Copy all the entries below exactly, but not the pictures.

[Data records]
__________________________________________________

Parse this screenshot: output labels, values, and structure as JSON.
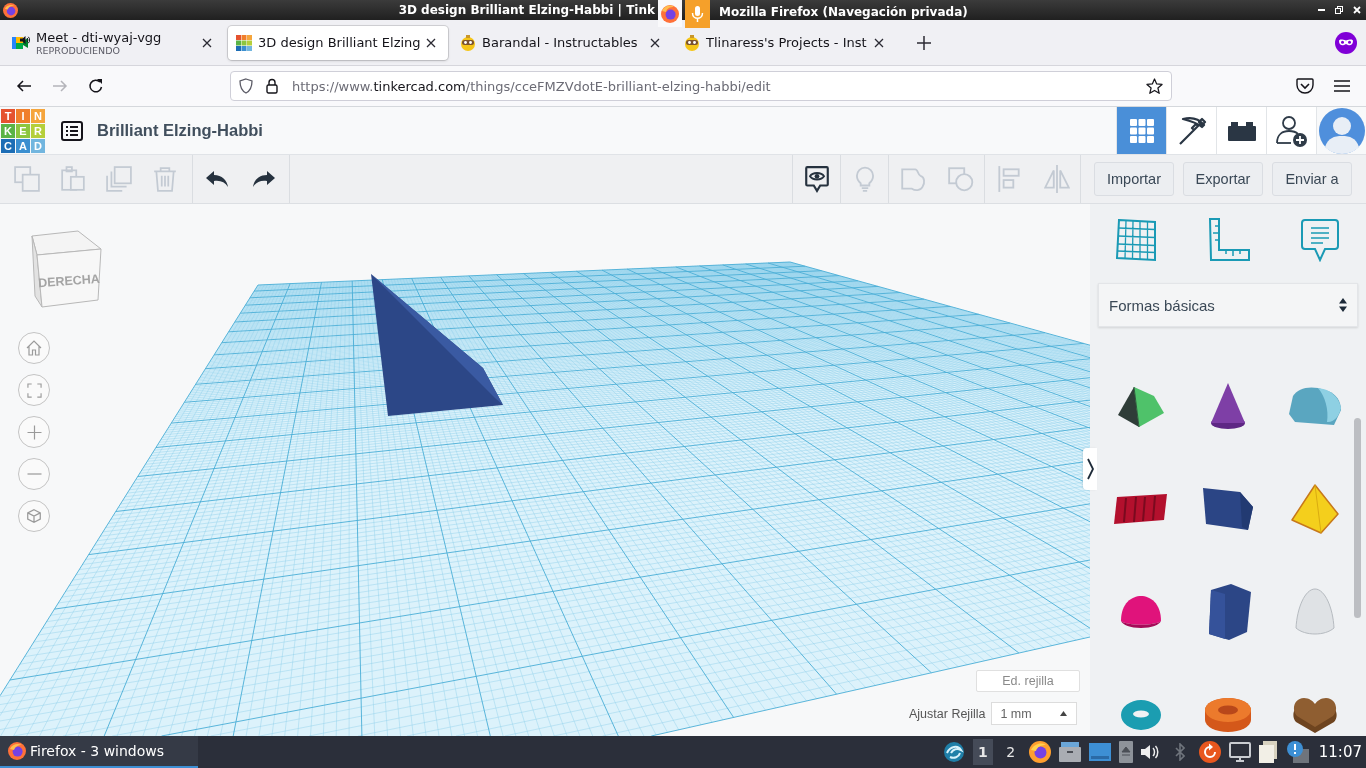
{
  "window": {
    "title_left": "3D design Brilliant Elzing-Habbi | Tink",
    "title_right": "Mozilla Firefox (Navegación privada)"
  },
  "tabs": [
    {
      "title": "Meet - dti-wyaj-vgg",
      "subtitle": "REPRODUCIENDO",
      "playing": true,
      "selected": false
    },
    {
      "title": "3D design Brilliant Elzing",
      "playing": false,
      "selected": true
    },
    {
      "title": "Barandal - Instructables",
      "playing": false,
      "selected": false
    },
    {
      "title": "Tlinaress's Projects - Inst",
      "playing": false,
      "selected": false
    }
  ],
  "navigation": [
    {
      "kind": "back",
      "disabled": false
    },
    {
      "kind": "forward",
      "disabled": true
    },
    {
      "kind": "reload",
      "disabled": false
    }
  ],
  "address_bar": {
    "url_start": "https://www.",
    "url_domain": "tinkercad.com",
    "url_rest": "/things/cceFMZVdotE-brilliant-elzing-habbi/edit"
  },
  "app": {
    "logo": [
      {
        "letter": "T",
        "color": "#e5522f"
      },
      {
        "letter": "I",
        "color": "#f07f2b"
      },
      {
        "letter": "N",
        "color": "#f5a53c"
      },
      {
        "letter": "K",
        "color": "#5bb346"
      },
      {
        "letter": "E",
        "color": "#8dc63f"
      },
      {
        "letter": "R",
        "color": "#b5cf3b"
      },
      {
        "letter": "C",
        "color": "#1c6db5"
      },
      {
        "letter": "A",
        "color": "#3b8fd0"
      },
      {
        "letter": "D",
        "color": "#72b6df"
      }
    ],
    "design_title": "Brilliant Elzing-Habbi",
    "modes": [
      {
        "kind": "grid",
        "selected": true
      },
      {
        "kind": "pickaxe",
        "selected": false
      },
      {
        "kind": "bricks",
        "selected": false
      }
    ]
  },
  "toolbar": {
    "edit_tools": [
      {
        "kind": "copy",
        "disabled": true
      },
      {
        "kind": "paste",
        "disabled": true
      },
      {
        "kind": "duplicate",
        "disabled": true
      },
      {
        "kind": "delete",
        "disabled": true
      }
    ],
    "history": [
      {
        "kind": "undo",
        "disabled": false
      },
      {
        "kind": "redo",
        "disabled": false
      }
    ],
    "view_tools": [
      {
        "kind": "notes",
        "disabled": false
      },
      {
        "kind": "bulb",
        "disabled": true
      },
      {
        "kind": "group",
        "disabled": true
      },
      {
        "kind": "ungroup",
        "disabled": true
      },
      {
        "kind": "align",
        "disabled": true
      },
      {
        "kind": "mirror",
        "disabled": true
      }
    ],
    "actions": [
      "Importar",
      "Exportar",
      "Enviar a"
    ]
  },
  "viewport": {
    "view_cube_label": "DERECHA",
    "controls": [
      {
        "kind": "home"
      },
      {
        "kind": "fit"
      },
      {
        "kind": "zoom_in"
      },
      {
        "kind": "zoom_out"
      },
      {
        "kind": "perspective"
      }
    ],
    "grid_edit_button": "Ed. rejilla",
    "snap_label": "Ajustar Rejilla",
    "snap_value": "1 mm"
  },
  "panel": {
    "tools": [
      {
        "kind": "workplane"
      },
      {
        "kind": "ruler"
      },
      {
        "kind": "notes"
      }
    ],
    "category": "Formas básicas",
    "shapes": [
      {
        "kind": "roof"
      },
      {
        "kind": "cone"
      },
      {
        "kind": "round_roof"
      },
      {
        "kind": "text"
      },
      {
        "kind": "box"
      },
      {
        "kind": "pyramid"
      },
      {
        "kind": "half_sphere"
      },
      {
        "kind": "polygon"
      },
      {
        "kind": "paraboloid"
      },
      {
        "kind": "torus"
      },
      {
        "kind": "tube"
      },
      {
        "kind": "heart"
      }
    ]
  },
  "taskbar": {
    "window_button": "Firefox - 3 windows",
    "workspaces": [
      {
        "label": "1",
        "selected": true
      },
      {
        "label": "2",
        "selected": false
      }
    ],
    "clock": "11:07"
  }
}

__________________________________________________

In response —
Parse this screenshot: output labels, values, and structure as JSON.
{
  "window": {
    "title_left": "3D design Brilliant Elzing-Habbi | Tink",
    "title_right": "Mozilla Firefox (Navegación privada)"
  },
  "tabs": [
    {
      "title": "Meet - dti-wyaj-vgg",
      "subtitle": "REPRODUCIENDO",
      "playing": true,
      "selected": false
    },
    {
      "title": "3D design Brilliant Elzing",
      "playing": false,
      "selected": true
    },
    {
      "title": "Barandal - Instructables",
      "playing": false,
      "selected": false
    },
    {
      "title": "Tlinaress's Projects - Inst",
      "playing": false,
      "selected": false
    }
  ],
  "navigation": [
    {
      "kind": "back",
      "disabled": false
    },
    {
      "kind": "forward",
      "disabled": true
    },
    {
      "kind": "reload",
      "disabled": false
    }
  ],
  "address_bar": {
    "url_start": "https://www.",
    "url_domain": "tinkercad.com",
    "url_rest": "/things/cceFMZVdotE-brilliant-elzing-habbi/edit"
  },
  "app": {
    "logo": [
      {
        "letter": "T",
        "color": "#e5522f"
      },
      {
        "letter": "I",
        "color": "#f07f2b"
      },
      {
        "letter": "N",
        "color": "#f5a53c"
      },
      {
        "letter": "K",
        "color": "#5bb346"
      },
      {
        "letter": "E",
        "color": "#8dc63f"
      },
      {
        "letter": "R",
        "color": "#b5cf3b"
      },
      {
        "letter": "C",
        "color": "#1c6db5"
      },
      {
        "letter": "A",
        "color": "#3b8fd0"
      },
      {
        "letter": "D",
        "color": "#72b6df"
      }
    ],
    "design_title": "Brilliant Elzing-Habbi",
    "modes": [
      {
        "kind": "grid",
        "selected": true
      },
      {
        "kind": "pickaxe",
        "selected": false
      },
      {
        "kind": "bricks",
        "selected": false
      }
    ]
  },
  "toolbar": {
    "edit_tools": [
      {
        "kind": "copy",
        "disabled": true
      },
      {
        "kind": "paste",
        "disabled": true
      },
      {
        "kind": "duplicate",
        "disabled": true
      },
      {
        "kind": "delete",
        "disabled": true
      }
    ],
    "history": [
      {
        "kind": "undo",
        "disabled": false
      },
      {
        "kind": "redo",
        "disabled": false
      }
    ],
    "view_tools": [
      {
        "kind": "notes",
        "disabled": false
      },
      {
        "kind": "bulb",
        "disabled": true
      },
      {
        "kind": "group",
        "disabled": true
      },
      {
        "kind": "ungroup",
        "disabled": true
      },
      {
        "kind": "align",
        "disabled": true
      },
      {
        "kind": "mirror",
        "disabled": true
      }
    ],
    "actions": [
      "Importar",
      "Exportar",
      "Enviar a"
    ]
  },
  "viewport": {
    "view_cube_label": "DERECHA",
    "controls": [
      {
        "kind": "home"
      },
      {
        "kind": "fit"
      },
      {
        "kind": "zoom_in"
      },
      {
        "kind": "zoom_out"
      },
      {
        "kind": "perspective"
      }
    ],
    "grid_edit_button": "Ed. rejilla",
    "snap_label": "Ajustar Rejilla",
    "snap_value": "1 mm"
  },
  "panel": {
    "tools": [
      {
        "kind": "workplane"
      },
      {
        "kind": "ruler"
      },
      {
        "kind": "notes"
      }
    ],
    "category": "Formas básicas",
    "shapes": [
      {
        "kind": "roof"
      },
      {
        "kind": "cone"
      },
      {
        "kind": "round_roof"
      },
      {
        "kind": "text"
      },
      {
        "kind": "box"
      },
      {
        "kind": "pyramid"
      },
      {
        "kind": "half_sphere"
      },
      {
        "kind": "polygon"
      },
      {
        "kind": "paraboloid"
      },
      {
        "kind": "torus"
      },
      {
        "kind": "tube"
      },
      {
        "kind": "heart"
      }
    ]
  },
  "taskbar": {
    "window_button": "Firefox - 3 windows",
    "workspaces": [
      {
        "label": "1",
        "selected": true
      },
      {
        "label": "2",
        "selected": false
      }
    ],
    "clock": "11:07"
  }
}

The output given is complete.